→ **Input for this task**
((

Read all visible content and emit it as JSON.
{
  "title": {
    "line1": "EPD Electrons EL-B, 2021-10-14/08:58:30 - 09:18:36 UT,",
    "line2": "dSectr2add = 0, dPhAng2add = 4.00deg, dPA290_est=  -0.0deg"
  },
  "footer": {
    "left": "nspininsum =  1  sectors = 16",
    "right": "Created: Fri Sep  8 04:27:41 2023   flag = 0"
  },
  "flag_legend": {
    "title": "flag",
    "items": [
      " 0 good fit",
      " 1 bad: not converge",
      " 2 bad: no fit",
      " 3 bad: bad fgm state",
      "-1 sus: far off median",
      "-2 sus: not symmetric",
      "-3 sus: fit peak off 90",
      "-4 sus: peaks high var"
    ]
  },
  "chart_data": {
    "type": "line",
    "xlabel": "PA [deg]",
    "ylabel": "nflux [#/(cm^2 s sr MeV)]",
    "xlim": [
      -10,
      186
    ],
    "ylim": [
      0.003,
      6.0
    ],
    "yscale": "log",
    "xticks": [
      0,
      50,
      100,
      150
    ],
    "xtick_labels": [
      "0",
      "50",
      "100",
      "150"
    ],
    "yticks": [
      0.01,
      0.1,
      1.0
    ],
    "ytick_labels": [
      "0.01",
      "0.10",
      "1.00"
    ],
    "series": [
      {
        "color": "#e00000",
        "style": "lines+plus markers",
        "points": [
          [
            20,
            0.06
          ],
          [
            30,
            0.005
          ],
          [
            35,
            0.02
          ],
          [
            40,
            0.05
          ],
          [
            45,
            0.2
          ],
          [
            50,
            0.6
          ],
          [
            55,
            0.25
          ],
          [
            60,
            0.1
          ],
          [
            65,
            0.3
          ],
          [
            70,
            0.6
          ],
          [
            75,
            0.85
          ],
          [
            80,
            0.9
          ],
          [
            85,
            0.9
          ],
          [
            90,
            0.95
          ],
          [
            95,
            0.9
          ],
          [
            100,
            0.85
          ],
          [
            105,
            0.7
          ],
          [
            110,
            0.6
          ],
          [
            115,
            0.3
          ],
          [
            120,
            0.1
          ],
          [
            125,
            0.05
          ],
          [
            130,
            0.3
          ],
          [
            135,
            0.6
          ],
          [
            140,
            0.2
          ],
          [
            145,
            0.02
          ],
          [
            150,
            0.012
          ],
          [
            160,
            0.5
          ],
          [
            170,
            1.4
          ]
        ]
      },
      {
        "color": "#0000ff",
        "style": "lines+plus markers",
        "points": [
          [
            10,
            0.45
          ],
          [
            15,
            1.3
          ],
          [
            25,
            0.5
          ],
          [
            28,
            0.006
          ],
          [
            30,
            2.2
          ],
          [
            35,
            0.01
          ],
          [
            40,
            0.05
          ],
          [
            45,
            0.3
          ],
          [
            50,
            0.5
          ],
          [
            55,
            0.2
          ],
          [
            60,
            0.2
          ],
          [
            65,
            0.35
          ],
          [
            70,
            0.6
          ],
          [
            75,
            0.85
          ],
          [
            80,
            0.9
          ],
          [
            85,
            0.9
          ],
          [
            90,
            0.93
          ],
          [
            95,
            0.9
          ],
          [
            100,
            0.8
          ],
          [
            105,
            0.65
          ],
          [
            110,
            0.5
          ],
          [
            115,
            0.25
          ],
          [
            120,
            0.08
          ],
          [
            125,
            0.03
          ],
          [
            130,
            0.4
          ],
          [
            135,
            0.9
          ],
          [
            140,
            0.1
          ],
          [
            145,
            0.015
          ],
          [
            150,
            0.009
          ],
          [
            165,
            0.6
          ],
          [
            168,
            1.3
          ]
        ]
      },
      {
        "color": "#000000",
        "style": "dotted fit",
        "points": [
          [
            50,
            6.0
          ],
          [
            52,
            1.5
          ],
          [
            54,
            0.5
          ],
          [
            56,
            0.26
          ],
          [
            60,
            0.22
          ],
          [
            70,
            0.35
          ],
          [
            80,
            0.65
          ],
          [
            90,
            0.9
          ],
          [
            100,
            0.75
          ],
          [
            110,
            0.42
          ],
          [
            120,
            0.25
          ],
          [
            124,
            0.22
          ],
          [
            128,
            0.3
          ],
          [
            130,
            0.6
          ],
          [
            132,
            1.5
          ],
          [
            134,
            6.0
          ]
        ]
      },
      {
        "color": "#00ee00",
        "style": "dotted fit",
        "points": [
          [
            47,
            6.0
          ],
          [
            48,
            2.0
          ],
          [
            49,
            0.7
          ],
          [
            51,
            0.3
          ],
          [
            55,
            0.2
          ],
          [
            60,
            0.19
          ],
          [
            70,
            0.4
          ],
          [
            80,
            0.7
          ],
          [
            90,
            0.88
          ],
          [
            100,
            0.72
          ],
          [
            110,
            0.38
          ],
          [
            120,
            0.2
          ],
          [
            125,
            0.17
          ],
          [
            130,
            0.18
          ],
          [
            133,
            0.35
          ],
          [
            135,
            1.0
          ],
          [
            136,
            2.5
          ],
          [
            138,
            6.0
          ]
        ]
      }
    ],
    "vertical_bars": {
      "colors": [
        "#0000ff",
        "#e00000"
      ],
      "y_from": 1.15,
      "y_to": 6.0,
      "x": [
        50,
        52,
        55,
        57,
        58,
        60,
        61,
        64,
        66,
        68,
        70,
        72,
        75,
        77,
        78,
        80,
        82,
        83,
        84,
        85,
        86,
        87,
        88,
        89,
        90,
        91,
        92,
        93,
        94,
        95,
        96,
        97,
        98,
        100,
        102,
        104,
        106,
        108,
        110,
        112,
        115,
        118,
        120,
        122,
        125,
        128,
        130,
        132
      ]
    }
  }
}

))

→ **Requirements**
Copy out the whole listing exactly.

→ **Task answer**
Read all visible content and emit it as JSON.
{
  "title": {
    "line1": "EPD Electrons EL-B, 2021-10-14/08:58:30 - 09:18:36 UT,",
    "line2": "dSectr2add = 0, dPhAng2add = 4.00deg, dPA290_est=  -0.0deg"
  },
  "footer": {
    "left": "nspininsum =  1  sectors = 16",
    "right": "Created: Fri Sep  8 04:27:41 2023   flag = 0"
  },
  "flag_legend": {
    "title": "flag",
    "items": [
      " 0 good fit",
      " 1 bad: not converge",
      " 2 bad: no fit",
      " 3 bad: bad fgm state",
      "-1 sus: far off median",
      "-2 sus: not symmetric",
      "-3 sus: fit peak off 90",
      "-4 sus: peaks high var"
    ]
  },
  "chart_data": {
    "type": "line",
    "xlabel": "PA [deg]",
    "ylabel": "nflux [#/(cm^2 s sr MeV)]",
    "xlim": [
      -10,
      186
    ],
    "ylim": [
      0.003,
      6.0
    ],
    "yscale": "log",
    "xticks": [
      0,
      50,
      100,
      150
    ],
    "xtick_labels": [
      "0",
      "50",
      "100",
      "150"
    ],
    "yticks": [
      0.01,
      0.1,
      1.0
    ],
    "ytick_labels": [
      "0.01",
      "0.10",
      "1.00"
    ],
    "series": [
      {
        "color": "#e00000",
        "style": "lines+plus markers",
        "points": [
          [
            20,
            0.06
          ],
          [
            30,
            0.005
          ],
          [
            35,
            0.02
          ],
          [
            40,
            0.05
          ],
          [
            45,
            0.2
          ],
          [
            50,
            0.6
          ],
          [
            55,
            0.25
          ],
          [
            60,
            0.1
          ],
          [
            65,
            0.3
          ],
          [
            70,
            0.6
          ],
          [
            75,
            0.85
          ],
          [
            80,
            0.9
          ],
          [
            85,
            0.9
          ],
          [
            90,
            0.95
          ],
          [
            95,
            0.9
          ],
          [
            100,
            0.85
          ],
          [
            105,
            0.7
          ],
          [
            110,
            0.6
          ],
          [
            115,
            0.3
          ],
          [
            120,
            0.1
          ],
          [
            125,
            0.05
          ],
          [
            130,
            0.3
          ],
          [
            135,
            0.6
          ],
          [
            140,
            0.2
          ],
          [
            145,
            0.02
          ],
          [
            150,
            0.012
          ],
          [
            160,
            0.5
          ],
          [
            170,
            1.4
          ]
        ]
      },
      {
        "color": "#0000ff",
        "style": "lines+plus markers",
        "points": [
          [
            10,
            0.45
          ],
          [
            15,
            1.3
          ],
          [
            25,
            0.5
          ],
          [
            28,
            0.006
          ],
          [
            30,
            2.2
          ],
          [
            35,
            0.01
          ],
          [
            40,
            0.05
          ],
          [
            45,
            0.3
          ],
          [
            50,
            0.5
          ],
          [
            55,
            0.2
          ],
          [
            60,
            0.2
          ],
          [
            65,
            0.35
          ],
          [
            70,
            0.6
          ],
          [
            75,
            0.85
          ],
          [
            80,
            0.9
          ],
          [
            85,
            0.9
          ],
          [
            90,
            0.93
          ],
          [
            95,
            0.9
          ],
          [
            100,
            0.8
          ],
          [
            105,
            0.65
          ],
          [
            110,
            0.5
          ],
          [
            115,
            0.25
          ],
          [
            120,
            0.08
          ],
          [
            125,
            0.03
          ],
          [
            130,
            0.4
          ],
          [
            135,
            0.9
          ],
          [
            140,
            0.1
          ],
          [
            145,
            0.015
          ],
          [
            150,
            0.009
          ],
          [
            165,
            0.6
          ],
          [
            168,
            1.3
          ]
        ]
      },
      {
        "color": "#000000",
        "style": "dotted fit",
        "points": [
          [
            50,
            6.0
          ],
          [
            52,
            1.5
          ],
          [
            54,
            0.5
          ],
          [
            56,
            0.26
          ],
          [
            60,
            0.22
          ],
          [
            70,
            0.35
          ],
          [
            80,
            0.65
          ],
          [
            90,
            0.9
          ],
          [
            100,
            0.75
          ],
          [
            110,
            0.42
          ],
          [
            120,
            0.25
          ],
          [
            124,
            0.22
          ],
          [
            128,
            0.3
          ],
          [
            130,
            0.6
          ],
          [
            132,
            1.5
          ],
          [
            134,
            6.0
          ]
        ]
      },
      {
        "color": "#00ee00",
        "style": "dotted fit",
        "points": [
          [
            47,
            6.0
          ],
          [
            48,
            2.0
          ],
          [
            49,
            0.7
          ],
          [
            51,
            0.3
          ],
          [
            55,
            0.2
          ],
          [
            60,
            0.19
          ],
          [
            70,
            0.4
          ],
          [
            80,
            0.7
          ],
          [
            90,
            0.88
          ],
          [
            100,
            0.72
          ],
          [
            110,
            0.38
          ],
          [
            120,
            0.2
          ],
          [
            125,
            0.17
          ],
          [
            130,
            0.18
          ],
          [
            133,
            0.35
          ],
          [
            135,
            1.0
          ],
          [
            136,
            2.5
          ],
          [
            138,
            6.0
          ]
        ]
      }
    ],
    "vertical_bars": {
      "colors": [
        "#0000ff",
        "#e00000"
      ],
      "y_from": 1.15,
      "y_to": 6.0,
      "x": [
        50,
        52,
        55,
        57,
        58,
        60,
        61,
        64,
        66,
        68,
        70,
        72,
        75,
        77,
        78,
        80,
        82,
        83,
        84,
        85,
        86,
        87,
        88,
        89,
        90,
        91,
        92,
        93,
        94,
        95,
        96,
        97,
        98,
        100,
        102,
        104,
        106,
        108,
        110,
        112,
        115,
        118,
        120,
        122,
        125,
        128,
        130,
        132
      ]
    }
  }
}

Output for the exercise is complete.